Task to complete
Word for word, transcribe the lines below and drop the pictures.

(Figure data in JSON)
======

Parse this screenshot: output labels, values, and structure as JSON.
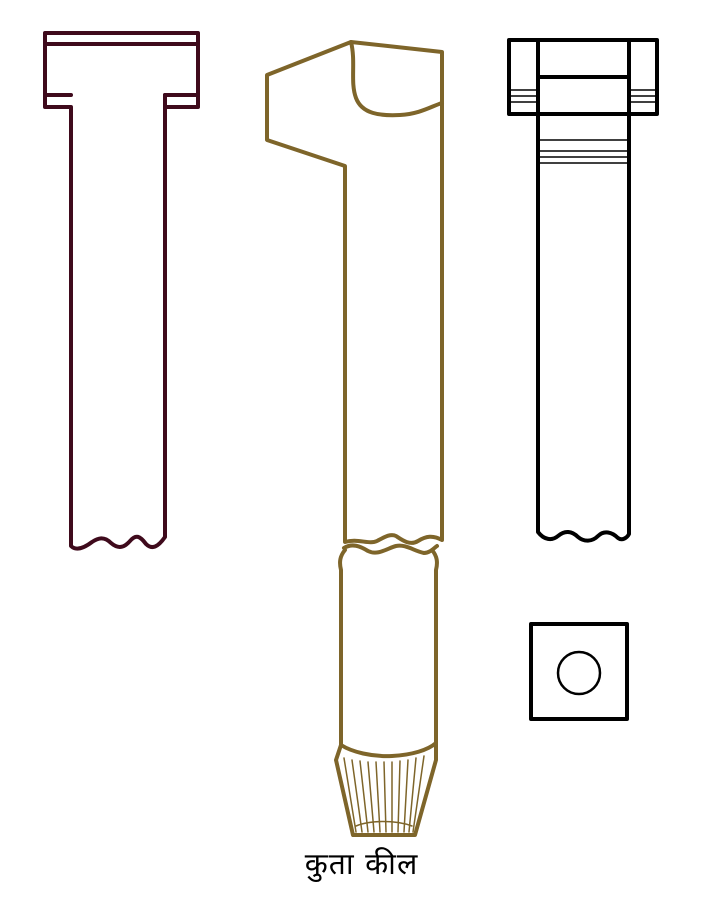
{
  "caption": "कुता कील",
  "colors": {
    "left_view": "#3f0a1c",
    "middle_view": "#7e652a",
    "right_view": "#000000",
    "background": "#ffffff"
  }
}
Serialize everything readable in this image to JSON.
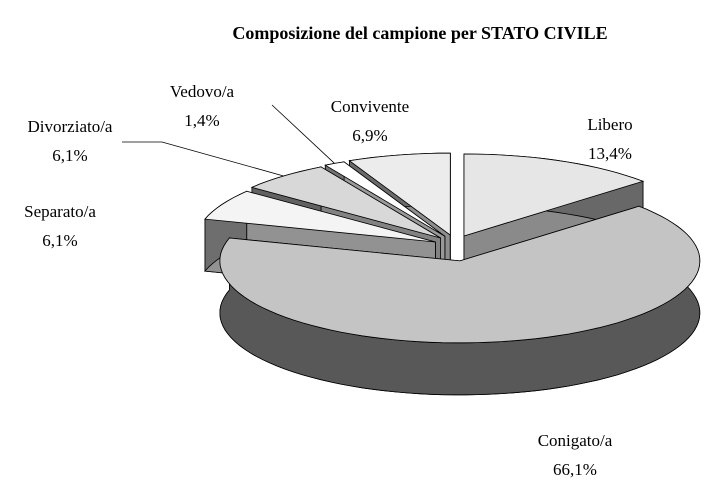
{
  "chart_data": {
    "type": "pie",
    "title": "Composizione del campione per STATO CIVILE",
    "categories": [
      "Libero",
      "Conigato/a",
      "Separato/a",
      "Divorziato/a",
      "Vedovo/a",
      "Convivente"
    ],
    "values": [
      13.4,
      66.1,
      6.1,
      6.1,
      1.4,
      6.9
    ],
    "value_labels": [
      "13,4%",
      "66,1%",
      "6,1%",
      "6,1%",
      "1,4%",
      "6,9%"
    ],
    "colors": [
      "#e6e6e6",
      "#c4c4c4",
      "#f4f4f4",
      "#d8d8d8",
      "#ffffff",
      "#ececec"
    ]
  }
}
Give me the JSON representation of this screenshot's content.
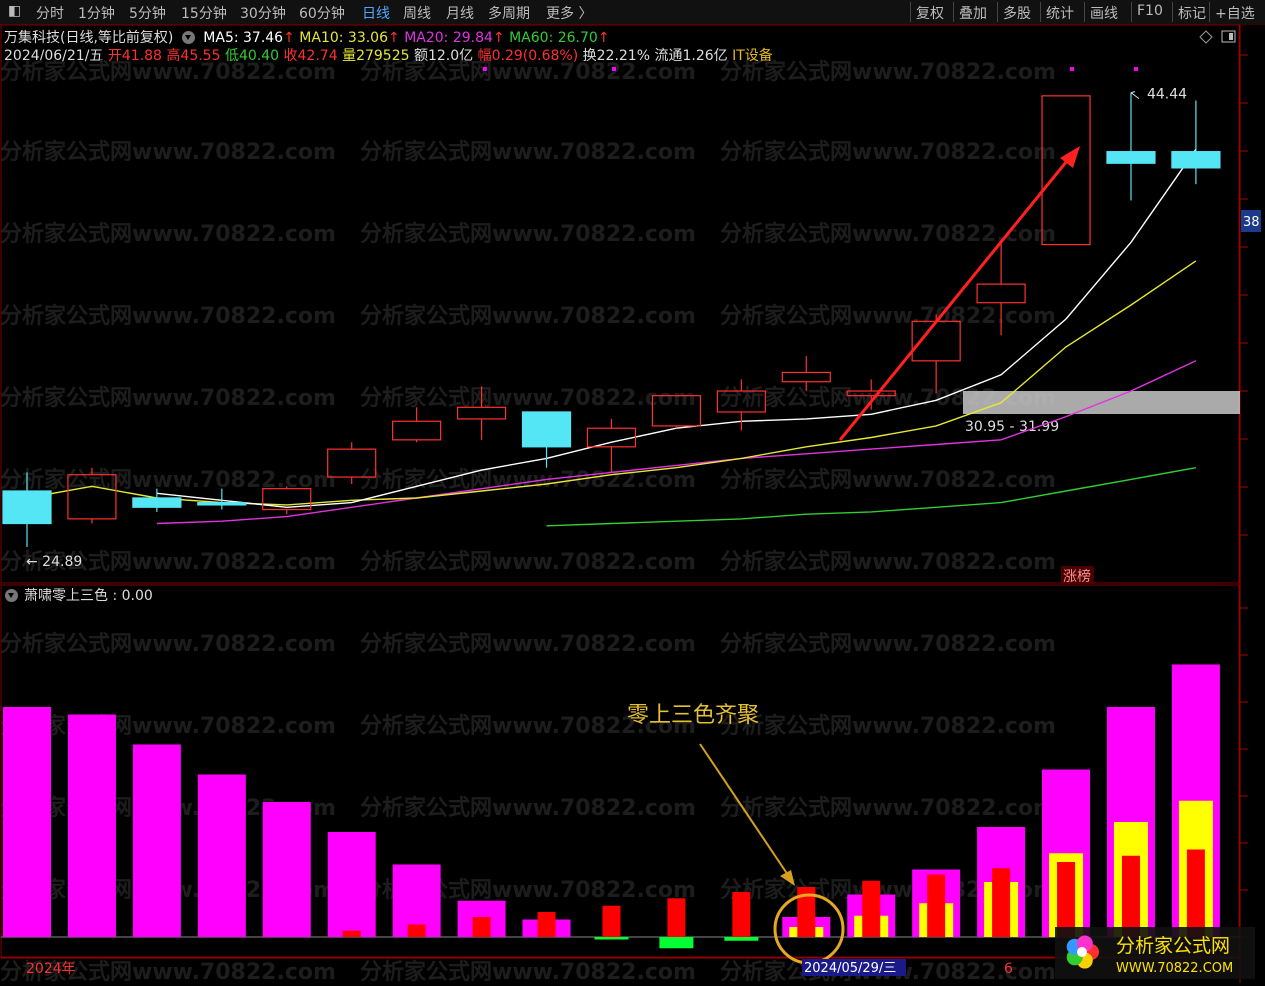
{
  "tabs": [
    "分时",
    "1分钟",
    "5分钟",
    "15分钟",
    "30分钟",
    "60分钟",
    "日线",
    "周线",
    "月线",
    "多周期",
    "更多 〉"
  ],
  "active_tab": "日线",
  "right_tabs": [
    "复权",
    "叠加",
    "多股",
    "统计",
    "画线",
    "F10",
    "标记",
    "+自选"
  ],
  "header": {
    "stock_title": "万集科技(日线,等比前复权)",
    "ma5": "MA5: 37.46",
    "ma10": "MA10: 33.06",
    "ma20": "MA20: 29.84",
    "ma60": "MA60: 26.70",
    "date": "2024/06/21/五",
    "open_label": "开",
    "open": "41.88",
    "high_label": "高",
    "high": "45.55",
    "low_label": "低",
    "low": "40.40",
    "close_label": "收",
    "close": "42.74",
    "vol_label": "量",
    "vol": "279525",
    "amount_label": "额",
    "amount": "12.0亿",
    "range_label": "幅",
    "range": "0.29(0.68%)",
    "turnover": "换22.21%",
    "float": "流通1.26亿",
    "sector": "IT设备"
  },
  "colors": {
    "up": "#ff3030",
    "down": "#55e6f5",
    "ma5": "#ffffff",
    "ma10": "#e6e636",
    "ma20": "#e033e0",
    "ma60": "#33cc33",
    "magenta": "#ff00ff",
    "red": "#ff0000",
    "yellow": "#ffff00",
    "green": "#00ff33",
    "ann": "#e6b822"
  },
  "watermark": "分析家公式网www.70822.com",
  "price_labels": {
    "high": "44.44",
    "low": "24.89",
    "zone": "30.95 - 31.99",
    "zhangbang": "涨榜",
    "right_edge": "38"
  },
  "indicator": {
    "label": "萧啸零上三色 : 0.00",
    "annotation": "零上三色齐聚"
  },
  "footer": {
    "year": "2024年",
    "date": "2024/05/29/三",
    "month": "6"
  },
  "logo": {
    "text": "分析家公式网",
    "url": "WWW.70822.COM"
  },
  "icons": [
    "expand-icon",
    "diamond-icon",
    "window-icon",
    "gear-icon",
    "sector-dot-icon"
  ],
  "chart_data": {
    "type": "candlestick",
    "candles": [
      {
        "o": 27.3,
        "h": 28.1,
        "l": 24.89,
        "c": 25.9
      },
      {
        "o": 26.1,
        "h": 28.3,
        "l": 25.9,
        "c": 28.0
      },
      {
        "o": 27.0,
        "h": 27.4,
        "l": 26.4,
        "c": 26.6
      },
      {
        "o": 26.8,
        "h": 27.4,
        "l": 26.5,
        "c": 26.7
      },
      {
        "o": 26.5,
        "h": 27.5,
        "l": 26.3,
        "c": 27.4
      },
      {
        "o": 27.9,
        "h": 29.4,
        "l": 27.6,
        "c": 29.1
      },
      {
        "o": 29.5,
        "h": 30.9,
        "l": 29.4,
        "c": 30.3
      },
      {
        "o": 30.4,
        "h": 31.8,
        "l": 29.5,
        "c": 30.9
      },
      {
        "o": 30.7,
        "h": 30.7,
        "l": 28.3,
        "c": 29.2
      },
      {
        "o": 29.2,
        "h": 30.4,
        "l": 28.1,
        "c": 30.0
      },
      {
        "o": 30.1,
        "h": 31.4,
        "l": 30.0,
        "c": 31.4
      },
      {
        "o": 30.7,
        "h": 32.1,
        "l": 29.9,
        "c": 31.6
      },
      {
        "o": 32.0,
        "h": 33.1,
        "l": 31.6,
        "c": 32.4
      },
      {
        "o": 31.4,
        "h": 32.1,
        "l": 30.8,
        "c": 31.6
      },
      {
        "o": 32.9,
        "h": 34.9,
        "l": 31.5,
        "c": 34.6
      },
      {
        "o": 35.4,
        "h": 38.1,
        "l": 34.0,
        "c": 36.2
      },
      {
        "o": 37.9,
        "h": 44.3,
        "l": 37.9,
        "c": 44.3
      },
      {
        "o": 41.9,
        "h": 44.44,
        "l": 39.8,
        "c": 41.4
      },
      {
        "o": 41.9,
        "h": 44.1,
        "l": 40.5,
        "c": 41.2
      }
    ],
    "ma5": [
      null,
      null,
      27.2,
      26.9,
      26.6,
      26.8,
      27.5,
      28.2,
      28.7,
      29.4,
      30.0,
      30.3,
      30.4,
      30.6,
      31.2,
      32.3,
      34.7,
      38.0,
      42.0
    ],
    "ma10": [
      27.0,
      27.5,
      27.0,
      26.8,
      26.7,
      26.9,
      27.0,
      27.3,
      27.6,
      28.0,
      28.3,
      28.7,
      29.2,
      29.6,
      30.1,
      31.1,
      33.5,
      35.3,
      37.2
    ],
    "ma20": [
      null,
      null,
      25.9,
      26.0,
      26.2,
      26.6,
      27.0,
      27.4,
      27.8,
      28.1,
      28.4,
      28.7,
      28.9,
      29.1,
      29.3,
      29.5,
      30.5,
      31.6,
      32.9
    ],
    "ma60": [
      null,
      null,
      null,
      null,
      null,
      null,
      null,
      null,
      25.8,
      25.9,
      26.0,
      26.1,
      26.3,
      26.4,
      26.6,
      26.8,
      27.3,
      27.8,
      28.3
    ],
    "indicator_bars": [
      {
        "m": 92,
        "r": 0,
        "y": 0,
        "g": 0
      },
      {
        "m": 89,
        "r": 0,
        "y": 0,
        "g": 0
      },
      {
        "m": 77,
        "r": 0,
        "y": 0,
        "g": 0
      },
      {
        "m": 65,
        "r": 0,
        "y": 0,
        "g": 0
      },
      {
        "m": 54,
        "r": 0,
        "y": 0,
        "g": 0
      },
      {
        "m": 42,
        "r": 2.5,
        "y": 0,
        "g": 0
      },
      {
        "m": 29,
        "r": 5,
        "y": 0,
        "g": 0
      },
      {
        "m": 14.5,
        "r": 8,
        "y": 0,
        "g": 0
      },
      {
        "m": 7,
        "r": 10,
        "y": 0,
        "g": 0
      },
      {
        "m": 0,
        "r": 12.5,
        "y": 0,
        "g": -1
      },
      {
        "m": 0,
        "r": 15.5,
        "y": 0,
        "g": -4.5
      },
      {
        "m": 0,
        "r": 18,
        "y": 0,
        "g": -1.5
      },
      {
        "m": 8,
        "r": 20,
        "y": 4,
        "g": 0
      },
      {
        "m": 17,
        "r": 22.5,
        "y": 8.5,
        "g": 0
      },
      {
        "m": 27,
        "r": 25,
        "y": 13.5,
        "g": 0
      },
      {
        "m": 44,
        "r": 27.5,
        "y": 22,
        "g": 0
      },
      {
        "m": 67,
        "r": 30,
        "y": 33.5,
        "g": 0
      },
      {
        "m": 92,
        "r": 32.5,
        "y": 46,
        "g": 0
      },
      {
        "m": 109,
        "r": 35,
        "y": 54.5,
        "g": 0
      }
    ]
  }
}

======

Answer to the problem
Parse this screenshot: output labels, values, and structure as JSON.
{
  "caption": "कुता कील",
  "colors": {
    "left_view": "#3f0a1c",
    "middle_view": "#7e652a",
    "right_view": "#000000",
    "background": "#ffffff"
  }
}
Serialize everything readable in this image to JSON.
{
  "chart_data": {
    "type": "pie",
    "title": "Composizione del campione per STATO CIVILE",
    "categories": [
      "Libero",
      "Conigato/a",
      "Separato/a",
      "Divorziato/a",
      "Vedovo/a",
      "Convivente"
    ],
    "values": [
      13.4,
      66.1,
      6.1,
      6.1,
      1.4,
      6.9
    ],
    "value_labels": [
      "13,4%",
      "66,1%",
      "6,1%",
      "6,1%",
      "1,4%",
      "6,9%"
    ],
    "colors": [
      "#e6e6e6",
      "#c4c4c4",
      "#f4f4f4",
      "#d8d8d8",
      "#ffffff",
      "#ececec"
    ]
  }
}
Give me the JSON representation of this screenshot's content.
{
  "tabs": [
    "分时",
    "1分钟",
    "5分钟",
    "15分钟",
    "30分钟",
    "60分钟",
    "日线",
    "周线",
    "月线",
    "多周期",
    "更多 〉"
  ],
  "active_tab": "日线",
  "right_tabs": [
    "复权",
    "叠加",
    "多股",
    "统计",
    "画线",
    "F10",
    "标记",
    "+自选"
  ],
  "header": {
    "stock_title": "万集科技(日线,等比前复权)",
    "ma5": "MA5: 37.46",
    "ma10": "MA10: 33.06",
    "ma20": "MA20: 29.84",
    "ma60": "MA60: 26.70",
    "date": "2024/06/21/五",
    "open_label": "开",
    "open": "41.88",
    "high_label": "高",
    "high": "45.55",
    "low_label": "低",
    "low": "40.40",
    "close_label": "收",
    "close": "42.74",
    "vol_label": "量",
    "vol": "279525",
    "amount_label": "额",
    "amount": "12.0亿",
    "range_label": "幅",
    "range": "0.29(0.68%)",
    "turnover": "换22.21%",
    "float": "流通1.26亿",
    "sector": "IT设备"
  },
  "colors": {
    "up": "#ff3030",
    "down": "#55e6f5",
    "ma5": "#ffffff",
    "ma10": "#e6e636",
    "ma20": "#e033e0",
    "ma60": "#33cc33",
    "magenta": "#ff00ff",
    "red": "#ff0000",
    "yellow": "#ffff00",
    "green": "#00ff33",
    "ann": "#e6b822"
  },
  "watermark": "分析家公式网www.70822.com",
  "price_labels": {
    "high": "44.44",
    "low": "24.89",
    "zone": "30.95 - 31.99",
    "zhangbang": "涨榜",
    "right_edge": "38"
  },
  "indicator": {
    "label": "萧啸零上三色 : 0.00",
    "annotation": "零上三色齐聚"
  },
  "footer": {
    "year": "2024年",
    "date": "2024/05/29/三",
    "month": "6"
  },
  "logo": {
    "text": "分析家公式网",
    "url": "WWW.70822.COM"
  },
  "icons": [
    "expand-icon",
    "diamond-icon",
    "window-icon",
    "gear-icon",
    "sector-dot-icon"
  ],
  "chart_data": {
    "type": "candlestick",
    "candles": [
      {
        "o": 27.3,
        "h": 28.1,
        "l": 24.89,
        "c": 25.9
      },
      {
        "o": 26.1,
        "h": 28.3,
        "l": 25.9,
        "c": 28.0
      },
      {
        "o": 27.0,
        "h": 27.4,
        "l": 26.4,
        "c": 26.6
      },
      {
        "o": 26.8,
        "h": 27.4,
        "l": 26.5,
        "c": 26.7
      },
      {
        "o": 26.5,
        "h": 27.5,
        "l": 26.3,
        "c": 27.4
      },
      {
        "o": 27.9,
        "h": 29.4,
        "l": 27.6,
        "c": 29.1
      },
      {
        "o": 29.5,
        "h": 30.9,
        "l": 29.4,
        "c": 30.3
      },
      {
        "o": 30.4,
        "h": 31.8,
        "l": 29.5,
        "c": 30.9
      },
      {
        "o": 30.7,
        "h": 30.7,
        "l": 28.3,
        "c": 29.2
      },
      {
        "o": 29.2,
        "h": 30.4,
        "l": 28.1,
        "c": 30.0
      },
      {
        "o": 30.1,
        "h": 31.4,
        "l": 30.0,
        "c": 31.4
      },
      {
        "o": 30.7,
        "h": 32.1,
        "l": 29.9,
        "c": 31.6
      },
      {
        "o": 32.0,
        "h": 33.1,
        "l": 31.6,
        "c": 32.4
      },
      {
        "o": 31.4,
        "h": 32.1,
        "l": 30.8,
        "c": 31.6
      },
      {
        "o": 32.9,
        "h": 34.9,
        "l": 31.5,
        "c": 34.6
      },
      {
        "o": 35.4,
        "h": 38.1,
        "l": 34.0,
        "c": 36.2
      },
      {
        "o": 37.9,
        "h": 44.3,
        "l": 37.9,
        "c": 44.3
      },
      {
        "o": 41.9,
        "h": 44.44,
        "l": 39.8,
        "c": 41.4
      },
      {
        "o": 41.9,
        "h": 44.1,
        "l": 40.5,
        "c": 41.2
      }
    ],
    "ma5": [
      null,
      null,
      27.2,
      26.9,
      26.6,
      26.8,
      27.5,
      28.2,
      28.7,
      29.4,
      30.0,
      30.3,
      30.4,
      30.6,
      31.2,
      32.3,
      34.7,
      38.0,
      42.0
    ],
    "ma10": [
      27.0,
      27.5,
      27.0,
      26.8,
      26.7,
      26.9,
      27.0,
      27.3,
      27.6,
      28.0,
      28.3,
      28.7,
      29.2,
      29.6,
      30.1,
      31.1,
      33.5,
      35.3,
      37.2
    ],
    "ma20": [
      null,
      null,
      25.9,
      26.0,
      26.2,
      26.6,
      27.0,
      27.4,
      27.8,
      28.1,
      28.4,
      28.7,
      28.9,
      29.1,
      29.3,
      29.5,
      30.5,
      31.6,
      32.9
    ],
    "ma60": [
      null,
      null,
      null,
      null,
      null,
      null,
      null,
      null,
      25.8,
      25.9,
      26.0,
      26.1,
      26.3,
      26.4,
      26.6,
      26.8,
      27.3,
      27.8,
      28.3
    ],
    "indicator_bars": [
      {
        "m": 92,
        "r": 0,
        "y": 0,
        "g": 0
      },
      {
        "m": 89,
        "r": 0,
        "y": 0,
        "g": 0
      },
      {
        "m": 77,
        "r": 0,
        "y": 0,
        "g": 0
      },
      {
        "m": 65,
        "r": 0,
        "y": 0,
        "g": 0
      },
      {
        "m": 54,
        "r": 0,
        "y": 0,
        "g": 0
      },
      {
        "m": 42,
        "r": 2.5,
        "y": 0,
        "g": 0
      },
      {
        "m": 29,
        "r": 5,
        "y": 0,
        "g": 0
      },
      {
        "m": 14.5,
        "r": 8,
        "y": 0,
        "g": 0
      },
      {
        "m": 7,
        "r": 10,
        "y": 0,
        "g": 0
      },
      {
        "m": 0,
        "r": 12.5,
        "y": 0,
        "g": -1
      },
      {
        "m": 0,
        "r": 15.5,
        "y": 0,
        "g": -4.5
      },
      {
        "m": 0,
        "r": 18,
        "y": 0,
        "g": -1.5
      },
      {
        "m": 8,
        "r": 20,
        "y": 4,
        "g": 0
      },
      {
        "m": 17,
        "r": 22.5,
        "y": 8.5,
        "g": 0
      },
      {
        "m": 27,
        "r": 25,
        "y": 13.5,
        "g": 0
      },
      {
        "m": 44,
        "r": 27.5,
        "y": 22,
        "g": 0
      },
      {
        "m": 67,
        "r": 30,
        "y": 33.5,
        "g": 0
      },
      {
        "m": 92,
        "r": 32.5,
        "y": 46,
        "g": 0
      },
      {
        "m": 109,
        "r": 35,
        "y": 54.5,
        "g": 0
      }
    ]
  }
}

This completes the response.